Records about charts and figures
┄┄┄┄┄┄┄┄┄┄┄┄┄┄┄┄┄┄┄┄

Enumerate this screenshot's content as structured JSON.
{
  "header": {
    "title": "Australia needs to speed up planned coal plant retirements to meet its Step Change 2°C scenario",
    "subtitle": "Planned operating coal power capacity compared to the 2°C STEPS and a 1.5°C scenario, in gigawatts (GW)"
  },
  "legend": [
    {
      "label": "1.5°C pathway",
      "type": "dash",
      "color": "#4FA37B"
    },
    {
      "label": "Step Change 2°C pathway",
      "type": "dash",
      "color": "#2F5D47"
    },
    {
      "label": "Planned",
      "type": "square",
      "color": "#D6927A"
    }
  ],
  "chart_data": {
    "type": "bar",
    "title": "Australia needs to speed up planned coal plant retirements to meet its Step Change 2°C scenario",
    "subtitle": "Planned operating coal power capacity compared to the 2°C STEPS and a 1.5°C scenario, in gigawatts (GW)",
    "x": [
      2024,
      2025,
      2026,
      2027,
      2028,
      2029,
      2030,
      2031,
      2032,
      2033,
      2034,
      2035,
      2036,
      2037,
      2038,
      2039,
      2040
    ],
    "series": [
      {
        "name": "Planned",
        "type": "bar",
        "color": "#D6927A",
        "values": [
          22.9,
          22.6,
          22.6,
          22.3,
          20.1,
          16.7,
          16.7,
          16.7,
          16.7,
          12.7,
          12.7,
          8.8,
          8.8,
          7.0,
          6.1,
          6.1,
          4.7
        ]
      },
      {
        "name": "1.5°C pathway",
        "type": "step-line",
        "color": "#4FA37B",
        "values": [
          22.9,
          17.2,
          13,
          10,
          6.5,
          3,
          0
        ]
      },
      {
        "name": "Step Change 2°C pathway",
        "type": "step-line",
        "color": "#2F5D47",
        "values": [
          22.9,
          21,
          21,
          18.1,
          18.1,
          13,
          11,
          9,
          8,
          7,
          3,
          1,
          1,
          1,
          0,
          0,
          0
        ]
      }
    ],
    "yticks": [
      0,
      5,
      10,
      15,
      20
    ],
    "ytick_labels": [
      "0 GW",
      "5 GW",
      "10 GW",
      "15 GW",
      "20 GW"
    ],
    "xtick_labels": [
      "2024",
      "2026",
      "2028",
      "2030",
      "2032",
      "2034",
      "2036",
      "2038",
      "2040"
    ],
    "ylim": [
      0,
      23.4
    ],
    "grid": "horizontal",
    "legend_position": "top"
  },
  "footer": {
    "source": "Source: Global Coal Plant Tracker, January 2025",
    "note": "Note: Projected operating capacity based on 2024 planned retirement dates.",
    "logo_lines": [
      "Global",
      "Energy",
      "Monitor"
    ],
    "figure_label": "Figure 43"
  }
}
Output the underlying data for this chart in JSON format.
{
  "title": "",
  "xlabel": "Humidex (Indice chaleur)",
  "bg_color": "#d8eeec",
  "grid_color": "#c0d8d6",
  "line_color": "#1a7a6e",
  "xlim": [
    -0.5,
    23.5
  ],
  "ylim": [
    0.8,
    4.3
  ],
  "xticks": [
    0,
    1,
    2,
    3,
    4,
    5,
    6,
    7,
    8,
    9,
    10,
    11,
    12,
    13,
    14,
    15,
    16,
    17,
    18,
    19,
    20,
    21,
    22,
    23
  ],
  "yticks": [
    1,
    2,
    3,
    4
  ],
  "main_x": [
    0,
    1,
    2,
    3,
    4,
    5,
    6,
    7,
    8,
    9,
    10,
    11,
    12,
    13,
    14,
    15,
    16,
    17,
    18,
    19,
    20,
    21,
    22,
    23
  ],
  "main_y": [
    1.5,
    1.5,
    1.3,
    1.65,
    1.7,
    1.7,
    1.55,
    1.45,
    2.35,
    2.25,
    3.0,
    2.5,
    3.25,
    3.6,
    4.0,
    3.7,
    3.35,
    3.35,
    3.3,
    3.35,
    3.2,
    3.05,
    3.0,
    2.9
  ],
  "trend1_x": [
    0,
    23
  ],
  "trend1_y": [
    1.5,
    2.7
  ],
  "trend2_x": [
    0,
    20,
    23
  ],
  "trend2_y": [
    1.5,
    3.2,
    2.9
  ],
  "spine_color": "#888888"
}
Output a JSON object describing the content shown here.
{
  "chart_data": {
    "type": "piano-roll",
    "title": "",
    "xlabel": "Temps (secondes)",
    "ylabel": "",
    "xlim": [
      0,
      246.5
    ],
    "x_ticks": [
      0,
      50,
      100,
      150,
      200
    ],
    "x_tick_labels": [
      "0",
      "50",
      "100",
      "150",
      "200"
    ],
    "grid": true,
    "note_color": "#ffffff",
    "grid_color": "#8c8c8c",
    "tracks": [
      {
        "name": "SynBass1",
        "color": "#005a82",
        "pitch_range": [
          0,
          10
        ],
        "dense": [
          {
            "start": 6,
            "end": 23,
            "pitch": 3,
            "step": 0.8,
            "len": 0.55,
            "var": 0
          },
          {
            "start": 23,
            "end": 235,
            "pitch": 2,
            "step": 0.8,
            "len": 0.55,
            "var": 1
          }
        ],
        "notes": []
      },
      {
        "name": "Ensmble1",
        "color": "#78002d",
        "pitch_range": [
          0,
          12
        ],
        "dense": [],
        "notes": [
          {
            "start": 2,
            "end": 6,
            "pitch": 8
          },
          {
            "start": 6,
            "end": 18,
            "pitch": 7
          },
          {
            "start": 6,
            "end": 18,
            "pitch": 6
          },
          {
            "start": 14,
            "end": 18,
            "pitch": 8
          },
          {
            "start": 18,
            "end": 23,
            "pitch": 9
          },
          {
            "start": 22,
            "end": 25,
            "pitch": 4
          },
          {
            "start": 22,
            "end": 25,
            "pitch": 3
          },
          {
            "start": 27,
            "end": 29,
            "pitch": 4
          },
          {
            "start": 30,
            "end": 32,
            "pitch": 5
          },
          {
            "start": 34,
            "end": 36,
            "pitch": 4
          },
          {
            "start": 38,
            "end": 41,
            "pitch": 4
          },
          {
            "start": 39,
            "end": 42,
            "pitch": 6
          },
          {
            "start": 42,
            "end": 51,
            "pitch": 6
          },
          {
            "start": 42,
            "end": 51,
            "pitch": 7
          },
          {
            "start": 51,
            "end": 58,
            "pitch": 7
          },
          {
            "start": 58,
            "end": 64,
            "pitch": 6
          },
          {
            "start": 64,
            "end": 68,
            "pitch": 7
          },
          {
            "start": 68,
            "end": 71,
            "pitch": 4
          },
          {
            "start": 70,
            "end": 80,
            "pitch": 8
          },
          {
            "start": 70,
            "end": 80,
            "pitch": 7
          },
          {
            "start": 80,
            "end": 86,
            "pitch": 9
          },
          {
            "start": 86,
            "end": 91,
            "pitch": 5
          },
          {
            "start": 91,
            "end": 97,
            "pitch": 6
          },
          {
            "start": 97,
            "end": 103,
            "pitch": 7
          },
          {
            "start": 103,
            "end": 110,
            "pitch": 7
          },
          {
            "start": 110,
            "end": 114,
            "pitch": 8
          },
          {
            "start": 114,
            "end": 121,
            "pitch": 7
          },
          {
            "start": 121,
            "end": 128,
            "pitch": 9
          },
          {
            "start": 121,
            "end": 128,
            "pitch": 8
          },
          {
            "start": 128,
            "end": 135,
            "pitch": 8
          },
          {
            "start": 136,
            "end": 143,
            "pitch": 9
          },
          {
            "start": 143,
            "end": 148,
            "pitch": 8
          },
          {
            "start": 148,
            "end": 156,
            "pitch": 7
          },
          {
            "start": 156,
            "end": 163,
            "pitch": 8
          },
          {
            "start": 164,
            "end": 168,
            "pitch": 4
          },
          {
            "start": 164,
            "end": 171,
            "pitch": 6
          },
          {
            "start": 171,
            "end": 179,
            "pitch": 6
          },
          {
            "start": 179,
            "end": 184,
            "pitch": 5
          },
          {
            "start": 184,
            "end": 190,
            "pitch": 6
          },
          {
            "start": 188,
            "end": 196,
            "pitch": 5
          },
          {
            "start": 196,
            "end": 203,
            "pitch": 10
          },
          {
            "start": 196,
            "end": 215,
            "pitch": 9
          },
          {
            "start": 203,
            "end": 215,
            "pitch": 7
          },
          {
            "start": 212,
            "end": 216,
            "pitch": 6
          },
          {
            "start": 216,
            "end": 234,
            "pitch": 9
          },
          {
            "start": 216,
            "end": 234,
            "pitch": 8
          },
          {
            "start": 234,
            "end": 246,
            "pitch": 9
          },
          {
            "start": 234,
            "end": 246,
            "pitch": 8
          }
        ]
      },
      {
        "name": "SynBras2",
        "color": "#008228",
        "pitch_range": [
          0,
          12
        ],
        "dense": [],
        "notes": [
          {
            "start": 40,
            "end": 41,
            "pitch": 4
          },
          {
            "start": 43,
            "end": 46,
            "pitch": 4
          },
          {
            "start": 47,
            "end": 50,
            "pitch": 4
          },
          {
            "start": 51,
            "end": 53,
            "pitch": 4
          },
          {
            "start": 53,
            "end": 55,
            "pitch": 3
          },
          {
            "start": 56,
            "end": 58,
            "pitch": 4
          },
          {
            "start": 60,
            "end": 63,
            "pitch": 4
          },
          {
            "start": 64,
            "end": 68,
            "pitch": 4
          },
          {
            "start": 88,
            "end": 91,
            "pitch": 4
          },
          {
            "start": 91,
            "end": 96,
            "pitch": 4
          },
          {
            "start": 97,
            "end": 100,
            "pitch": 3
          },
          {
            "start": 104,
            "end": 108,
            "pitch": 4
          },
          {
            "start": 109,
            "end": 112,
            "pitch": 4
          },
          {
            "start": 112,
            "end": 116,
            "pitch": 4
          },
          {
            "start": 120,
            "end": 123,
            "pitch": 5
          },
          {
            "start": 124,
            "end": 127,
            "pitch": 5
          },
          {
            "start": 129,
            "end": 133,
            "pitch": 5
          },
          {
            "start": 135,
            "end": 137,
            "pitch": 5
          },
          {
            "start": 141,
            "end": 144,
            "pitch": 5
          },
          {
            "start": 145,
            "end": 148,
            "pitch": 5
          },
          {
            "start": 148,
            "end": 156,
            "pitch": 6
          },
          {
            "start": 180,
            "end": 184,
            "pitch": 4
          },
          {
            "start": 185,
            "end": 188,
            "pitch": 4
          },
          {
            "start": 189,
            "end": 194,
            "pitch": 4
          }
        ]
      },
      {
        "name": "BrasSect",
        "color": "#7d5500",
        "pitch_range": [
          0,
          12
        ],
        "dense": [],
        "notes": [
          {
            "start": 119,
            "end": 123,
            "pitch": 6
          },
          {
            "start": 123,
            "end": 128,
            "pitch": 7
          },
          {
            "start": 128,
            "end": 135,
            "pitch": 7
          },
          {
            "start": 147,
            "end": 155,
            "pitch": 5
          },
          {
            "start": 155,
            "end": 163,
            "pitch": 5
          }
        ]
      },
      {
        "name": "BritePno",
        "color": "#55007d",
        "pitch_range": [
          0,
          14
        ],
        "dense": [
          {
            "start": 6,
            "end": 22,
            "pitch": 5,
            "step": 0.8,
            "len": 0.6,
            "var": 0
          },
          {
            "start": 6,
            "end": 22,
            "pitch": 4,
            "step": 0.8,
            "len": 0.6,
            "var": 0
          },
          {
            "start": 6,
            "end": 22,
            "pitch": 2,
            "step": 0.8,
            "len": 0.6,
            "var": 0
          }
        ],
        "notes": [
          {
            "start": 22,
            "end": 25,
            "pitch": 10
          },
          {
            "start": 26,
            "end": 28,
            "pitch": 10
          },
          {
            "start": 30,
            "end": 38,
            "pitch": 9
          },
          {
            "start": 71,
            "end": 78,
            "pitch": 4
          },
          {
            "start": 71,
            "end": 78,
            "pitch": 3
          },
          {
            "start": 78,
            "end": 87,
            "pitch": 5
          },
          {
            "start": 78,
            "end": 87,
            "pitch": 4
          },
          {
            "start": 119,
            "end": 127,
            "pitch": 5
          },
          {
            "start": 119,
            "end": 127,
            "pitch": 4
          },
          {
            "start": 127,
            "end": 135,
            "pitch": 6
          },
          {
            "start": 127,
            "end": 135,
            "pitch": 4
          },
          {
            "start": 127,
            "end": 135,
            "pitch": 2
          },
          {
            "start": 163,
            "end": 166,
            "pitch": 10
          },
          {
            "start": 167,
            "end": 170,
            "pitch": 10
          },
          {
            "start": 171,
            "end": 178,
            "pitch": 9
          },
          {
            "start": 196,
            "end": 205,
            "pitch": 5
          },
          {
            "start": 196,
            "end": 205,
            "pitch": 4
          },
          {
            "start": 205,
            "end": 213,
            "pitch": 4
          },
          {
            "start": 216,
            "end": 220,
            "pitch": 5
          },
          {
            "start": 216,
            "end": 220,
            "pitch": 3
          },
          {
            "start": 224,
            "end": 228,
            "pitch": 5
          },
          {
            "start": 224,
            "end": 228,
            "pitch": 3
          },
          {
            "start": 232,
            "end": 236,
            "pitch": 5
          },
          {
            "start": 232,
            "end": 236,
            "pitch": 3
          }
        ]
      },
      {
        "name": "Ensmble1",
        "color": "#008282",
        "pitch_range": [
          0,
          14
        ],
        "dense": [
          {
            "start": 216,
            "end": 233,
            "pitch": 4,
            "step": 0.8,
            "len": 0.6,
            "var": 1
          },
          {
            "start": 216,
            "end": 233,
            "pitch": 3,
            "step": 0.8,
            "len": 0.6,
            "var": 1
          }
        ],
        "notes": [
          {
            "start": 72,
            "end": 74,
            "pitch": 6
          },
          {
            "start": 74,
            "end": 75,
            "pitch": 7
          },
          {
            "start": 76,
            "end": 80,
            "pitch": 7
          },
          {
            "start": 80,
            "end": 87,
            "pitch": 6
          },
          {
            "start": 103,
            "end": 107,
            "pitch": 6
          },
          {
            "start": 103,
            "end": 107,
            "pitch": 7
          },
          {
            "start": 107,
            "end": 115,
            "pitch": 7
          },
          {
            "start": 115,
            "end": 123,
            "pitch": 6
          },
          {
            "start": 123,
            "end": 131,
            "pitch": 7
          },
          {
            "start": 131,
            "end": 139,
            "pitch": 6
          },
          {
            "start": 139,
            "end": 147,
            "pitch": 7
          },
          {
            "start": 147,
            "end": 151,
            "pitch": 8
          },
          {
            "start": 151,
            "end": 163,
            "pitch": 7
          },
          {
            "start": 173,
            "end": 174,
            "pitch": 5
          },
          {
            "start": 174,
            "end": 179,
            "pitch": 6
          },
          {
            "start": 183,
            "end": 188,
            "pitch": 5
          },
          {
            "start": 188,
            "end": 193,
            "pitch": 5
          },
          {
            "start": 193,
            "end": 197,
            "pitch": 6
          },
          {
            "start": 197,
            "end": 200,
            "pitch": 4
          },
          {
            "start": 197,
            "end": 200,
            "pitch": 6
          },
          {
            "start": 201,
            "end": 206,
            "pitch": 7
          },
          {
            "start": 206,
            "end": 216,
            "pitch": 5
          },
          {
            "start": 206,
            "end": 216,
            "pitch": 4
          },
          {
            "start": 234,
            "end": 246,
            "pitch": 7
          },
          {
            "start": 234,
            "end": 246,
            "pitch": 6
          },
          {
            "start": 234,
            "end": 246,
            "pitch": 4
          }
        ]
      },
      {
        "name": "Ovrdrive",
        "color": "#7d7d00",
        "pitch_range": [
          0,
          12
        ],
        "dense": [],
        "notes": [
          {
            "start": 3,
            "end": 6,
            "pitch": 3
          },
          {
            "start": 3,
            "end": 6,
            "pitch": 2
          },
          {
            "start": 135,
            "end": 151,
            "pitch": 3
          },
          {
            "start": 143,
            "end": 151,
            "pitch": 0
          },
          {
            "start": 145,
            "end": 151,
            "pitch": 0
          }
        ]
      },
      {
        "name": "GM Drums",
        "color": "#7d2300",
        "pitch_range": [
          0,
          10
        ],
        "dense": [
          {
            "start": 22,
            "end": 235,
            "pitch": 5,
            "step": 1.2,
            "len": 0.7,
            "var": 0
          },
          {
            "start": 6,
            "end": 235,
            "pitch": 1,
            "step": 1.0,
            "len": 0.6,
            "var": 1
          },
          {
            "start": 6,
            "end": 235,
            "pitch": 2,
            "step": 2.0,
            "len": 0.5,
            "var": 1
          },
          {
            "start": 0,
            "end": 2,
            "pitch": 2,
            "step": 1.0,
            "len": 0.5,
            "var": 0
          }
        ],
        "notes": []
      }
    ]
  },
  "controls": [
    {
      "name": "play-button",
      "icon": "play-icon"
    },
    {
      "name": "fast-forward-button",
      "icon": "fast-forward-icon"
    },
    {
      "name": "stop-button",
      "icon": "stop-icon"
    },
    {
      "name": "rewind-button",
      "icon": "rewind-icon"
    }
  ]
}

┄┄┄┄┄┄┄┄┄┄┄┄┄┄┄┄┄┄┄┄

### TASK TO COMPLETE
Select every line of the records holding the string "Output".

### SOLUTION FOR THIS EXERCISE
Output the underlying data for this chart in JSON format.
Output a JSON object describing the content shown here.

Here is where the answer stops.